**Requirement**
Copy out all lines with the word "Pure" in them.

**Exercise inputs**
______

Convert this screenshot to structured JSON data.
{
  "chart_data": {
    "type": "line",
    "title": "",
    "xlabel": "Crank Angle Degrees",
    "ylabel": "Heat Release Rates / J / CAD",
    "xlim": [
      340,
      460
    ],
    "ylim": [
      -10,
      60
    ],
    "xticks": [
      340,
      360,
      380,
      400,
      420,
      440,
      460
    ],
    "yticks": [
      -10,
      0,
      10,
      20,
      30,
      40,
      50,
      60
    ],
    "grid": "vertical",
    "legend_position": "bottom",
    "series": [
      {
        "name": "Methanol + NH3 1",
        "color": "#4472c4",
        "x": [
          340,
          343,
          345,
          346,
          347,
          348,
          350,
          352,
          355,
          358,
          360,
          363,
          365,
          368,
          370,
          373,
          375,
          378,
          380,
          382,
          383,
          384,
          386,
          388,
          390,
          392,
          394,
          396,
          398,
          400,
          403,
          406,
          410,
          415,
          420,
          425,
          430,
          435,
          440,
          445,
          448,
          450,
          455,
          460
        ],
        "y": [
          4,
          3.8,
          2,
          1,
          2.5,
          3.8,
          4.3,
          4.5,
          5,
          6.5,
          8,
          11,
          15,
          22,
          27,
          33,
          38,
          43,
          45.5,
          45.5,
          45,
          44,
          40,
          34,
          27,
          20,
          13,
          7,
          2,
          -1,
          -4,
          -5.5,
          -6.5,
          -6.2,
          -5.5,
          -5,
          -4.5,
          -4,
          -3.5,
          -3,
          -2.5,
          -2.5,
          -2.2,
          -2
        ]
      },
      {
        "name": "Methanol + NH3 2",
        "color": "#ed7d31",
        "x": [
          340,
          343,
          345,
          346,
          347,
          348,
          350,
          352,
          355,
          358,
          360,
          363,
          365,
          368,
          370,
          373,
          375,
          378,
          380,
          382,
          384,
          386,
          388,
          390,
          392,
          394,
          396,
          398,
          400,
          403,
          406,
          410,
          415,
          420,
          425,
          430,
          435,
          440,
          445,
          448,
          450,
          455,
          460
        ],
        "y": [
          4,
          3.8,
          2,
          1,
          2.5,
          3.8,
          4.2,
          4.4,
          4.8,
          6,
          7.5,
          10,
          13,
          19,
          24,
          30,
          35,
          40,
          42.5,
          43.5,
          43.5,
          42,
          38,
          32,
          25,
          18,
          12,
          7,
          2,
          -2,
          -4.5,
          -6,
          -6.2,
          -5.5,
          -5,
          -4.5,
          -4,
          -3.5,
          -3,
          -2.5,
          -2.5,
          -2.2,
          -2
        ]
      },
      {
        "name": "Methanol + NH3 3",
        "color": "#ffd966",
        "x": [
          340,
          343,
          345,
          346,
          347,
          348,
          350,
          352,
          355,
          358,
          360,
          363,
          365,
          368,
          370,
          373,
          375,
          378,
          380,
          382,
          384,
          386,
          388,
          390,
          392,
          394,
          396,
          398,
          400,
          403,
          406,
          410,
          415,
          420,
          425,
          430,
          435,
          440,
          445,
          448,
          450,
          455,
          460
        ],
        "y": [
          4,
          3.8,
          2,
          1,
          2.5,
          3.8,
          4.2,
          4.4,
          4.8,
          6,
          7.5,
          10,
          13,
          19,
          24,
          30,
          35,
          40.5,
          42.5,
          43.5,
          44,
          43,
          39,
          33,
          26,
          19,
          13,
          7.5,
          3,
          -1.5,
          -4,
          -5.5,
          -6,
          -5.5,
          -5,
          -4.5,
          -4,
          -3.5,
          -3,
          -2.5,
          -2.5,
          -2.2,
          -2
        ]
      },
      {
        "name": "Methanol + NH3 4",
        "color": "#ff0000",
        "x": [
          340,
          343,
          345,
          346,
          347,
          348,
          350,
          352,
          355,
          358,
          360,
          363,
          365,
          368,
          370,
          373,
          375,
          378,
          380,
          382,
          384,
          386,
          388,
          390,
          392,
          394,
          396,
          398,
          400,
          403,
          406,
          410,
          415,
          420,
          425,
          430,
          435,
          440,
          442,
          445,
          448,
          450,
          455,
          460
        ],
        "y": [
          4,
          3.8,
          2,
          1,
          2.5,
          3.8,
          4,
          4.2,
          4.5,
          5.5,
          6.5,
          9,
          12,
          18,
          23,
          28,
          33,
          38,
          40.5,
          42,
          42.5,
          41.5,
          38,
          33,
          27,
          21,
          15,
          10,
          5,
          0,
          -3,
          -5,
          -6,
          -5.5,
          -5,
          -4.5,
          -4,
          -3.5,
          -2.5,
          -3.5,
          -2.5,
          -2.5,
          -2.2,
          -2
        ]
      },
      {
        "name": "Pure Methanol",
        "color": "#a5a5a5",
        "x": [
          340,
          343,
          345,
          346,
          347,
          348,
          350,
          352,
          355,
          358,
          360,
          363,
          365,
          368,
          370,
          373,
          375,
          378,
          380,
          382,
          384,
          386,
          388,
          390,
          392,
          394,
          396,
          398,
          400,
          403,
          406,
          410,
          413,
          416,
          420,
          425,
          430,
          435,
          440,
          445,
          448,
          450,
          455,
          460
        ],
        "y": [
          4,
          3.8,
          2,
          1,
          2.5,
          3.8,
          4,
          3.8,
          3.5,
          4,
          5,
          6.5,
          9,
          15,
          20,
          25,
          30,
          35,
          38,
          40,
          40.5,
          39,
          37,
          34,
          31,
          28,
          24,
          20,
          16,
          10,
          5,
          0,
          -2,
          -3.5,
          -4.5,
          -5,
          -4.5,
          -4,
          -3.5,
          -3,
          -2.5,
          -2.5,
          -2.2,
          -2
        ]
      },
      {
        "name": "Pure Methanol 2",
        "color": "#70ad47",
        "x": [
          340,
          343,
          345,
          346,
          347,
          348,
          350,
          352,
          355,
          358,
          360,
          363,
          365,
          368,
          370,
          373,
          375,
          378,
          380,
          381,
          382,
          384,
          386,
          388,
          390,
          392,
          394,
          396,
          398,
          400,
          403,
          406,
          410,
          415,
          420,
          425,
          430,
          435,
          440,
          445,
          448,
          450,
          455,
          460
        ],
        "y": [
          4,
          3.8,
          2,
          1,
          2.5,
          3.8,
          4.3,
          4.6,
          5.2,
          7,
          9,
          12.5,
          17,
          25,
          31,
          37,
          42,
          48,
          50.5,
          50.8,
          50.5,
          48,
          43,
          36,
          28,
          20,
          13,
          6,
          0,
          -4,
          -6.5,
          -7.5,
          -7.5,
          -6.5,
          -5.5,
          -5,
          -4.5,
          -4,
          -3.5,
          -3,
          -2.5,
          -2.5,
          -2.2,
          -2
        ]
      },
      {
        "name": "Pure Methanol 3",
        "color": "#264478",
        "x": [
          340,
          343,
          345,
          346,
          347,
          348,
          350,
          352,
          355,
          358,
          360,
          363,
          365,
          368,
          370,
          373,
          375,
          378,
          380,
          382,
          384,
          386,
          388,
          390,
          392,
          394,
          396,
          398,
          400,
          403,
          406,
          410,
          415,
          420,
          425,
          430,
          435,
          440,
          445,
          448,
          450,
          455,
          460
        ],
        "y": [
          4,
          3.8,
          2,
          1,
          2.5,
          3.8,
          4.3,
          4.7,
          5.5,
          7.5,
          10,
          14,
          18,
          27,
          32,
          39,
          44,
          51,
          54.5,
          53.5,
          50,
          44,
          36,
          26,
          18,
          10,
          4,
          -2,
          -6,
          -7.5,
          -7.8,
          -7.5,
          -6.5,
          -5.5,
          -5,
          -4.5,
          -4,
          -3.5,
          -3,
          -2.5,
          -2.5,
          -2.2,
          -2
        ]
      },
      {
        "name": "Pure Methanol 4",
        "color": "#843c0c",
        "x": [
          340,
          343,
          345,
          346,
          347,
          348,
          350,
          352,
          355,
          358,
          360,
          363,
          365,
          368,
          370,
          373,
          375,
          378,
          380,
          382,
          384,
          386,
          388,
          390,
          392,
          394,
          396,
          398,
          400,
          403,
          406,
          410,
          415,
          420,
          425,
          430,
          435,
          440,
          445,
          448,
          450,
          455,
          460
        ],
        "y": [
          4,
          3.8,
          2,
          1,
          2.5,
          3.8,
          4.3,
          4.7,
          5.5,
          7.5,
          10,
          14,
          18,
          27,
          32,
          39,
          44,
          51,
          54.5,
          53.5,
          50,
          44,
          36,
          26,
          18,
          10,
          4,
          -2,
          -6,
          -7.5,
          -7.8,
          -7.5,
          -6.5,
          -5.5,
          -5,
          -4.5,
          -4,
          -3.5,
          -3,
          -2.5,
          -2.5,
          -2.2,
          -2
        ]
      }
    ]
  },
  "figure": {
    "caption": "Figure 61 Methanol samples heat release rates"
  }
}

______

**Exercise output**
        "name": "Pure Methanol",
        "name": "Pure Methanol 2",
        "name": "Pure Methanol 3",
        "name": "Pure Methanol 4",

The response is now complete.